Your objective:
Look through the data below and say how many of its lines contain "товаров", adding nothing else.

# start of Dataset

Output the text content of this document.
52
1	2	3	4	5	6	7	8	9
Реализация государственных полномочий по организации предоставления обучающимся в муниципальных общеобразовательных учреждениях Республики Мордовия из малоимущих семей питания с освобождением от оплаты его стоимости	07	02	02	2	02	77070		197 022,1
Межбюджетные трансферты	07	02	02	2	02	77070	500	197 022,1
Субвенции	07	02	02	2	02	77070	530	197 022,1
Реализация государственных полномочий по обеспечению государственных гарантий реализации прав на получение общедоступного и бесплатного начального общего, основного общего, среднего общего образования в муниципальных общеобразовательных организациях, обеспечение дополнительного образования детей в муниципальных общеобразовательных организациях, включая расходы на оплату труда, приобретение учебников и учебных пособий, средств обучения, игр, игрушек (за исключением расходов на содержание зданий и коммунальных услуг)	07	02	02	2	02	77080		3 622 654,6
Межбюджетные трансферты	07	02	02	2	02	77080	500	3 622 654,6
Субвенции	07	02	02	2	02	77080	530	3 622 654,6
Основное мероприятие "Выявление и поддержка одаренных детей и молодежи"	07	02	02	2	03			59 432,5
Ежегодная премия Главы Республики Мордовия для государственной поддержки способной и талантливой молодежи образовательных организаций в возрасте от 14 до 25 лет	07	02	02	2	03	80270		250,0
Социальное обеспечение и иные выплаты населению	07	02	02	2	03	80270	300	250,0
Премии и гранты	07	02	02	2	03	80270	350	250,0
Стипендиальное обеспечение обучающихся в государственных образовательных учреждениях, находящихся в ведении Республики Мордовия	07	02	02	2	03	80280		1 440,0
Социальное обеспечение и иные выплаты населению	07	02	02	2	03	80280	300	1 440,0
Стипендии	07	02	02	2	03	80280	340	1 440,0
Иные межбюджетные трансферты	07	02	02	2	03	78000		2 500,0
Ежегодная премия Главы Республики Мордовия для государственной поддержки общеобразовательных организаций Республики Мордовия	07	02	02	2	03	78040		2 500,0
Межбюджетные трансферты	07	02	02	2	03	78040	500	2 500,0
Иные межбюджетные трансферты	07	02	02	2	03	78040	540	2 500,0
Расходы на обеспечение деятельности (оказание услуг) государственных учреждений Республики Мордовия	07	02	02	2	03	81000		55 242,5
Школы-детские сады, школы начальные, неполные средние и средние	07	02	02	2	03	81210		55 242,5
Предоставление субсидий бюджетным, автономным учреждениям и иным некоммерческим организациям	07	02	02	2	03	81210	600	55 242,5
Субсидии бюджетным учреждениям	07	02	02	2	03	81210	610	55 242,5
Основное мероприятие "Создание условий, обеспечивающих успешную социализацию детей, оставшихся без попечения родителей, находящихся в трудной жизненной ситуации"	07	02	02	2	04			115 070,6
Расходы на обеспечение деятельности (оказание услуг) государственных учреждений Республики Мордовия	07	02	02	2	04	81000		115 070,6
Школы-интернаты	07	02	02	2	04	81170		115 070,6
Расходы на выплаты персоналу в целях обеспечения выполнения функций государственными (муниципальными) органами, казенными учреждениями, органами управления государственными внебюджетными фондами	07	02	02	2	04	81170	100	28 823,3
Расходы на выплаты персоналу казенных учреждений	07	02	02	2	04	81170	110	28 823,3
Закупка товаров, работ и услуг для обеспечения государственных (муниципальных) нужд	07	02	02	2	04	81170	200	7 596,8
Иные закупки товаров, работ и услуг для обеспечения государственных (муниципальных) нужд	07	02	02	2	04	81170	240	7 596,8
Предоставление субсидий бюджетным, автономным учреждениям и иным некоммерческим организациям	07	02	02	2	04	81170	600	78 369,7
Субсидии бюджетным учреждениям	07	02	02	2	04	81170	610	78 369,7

# end of Dataset

Correct result:
2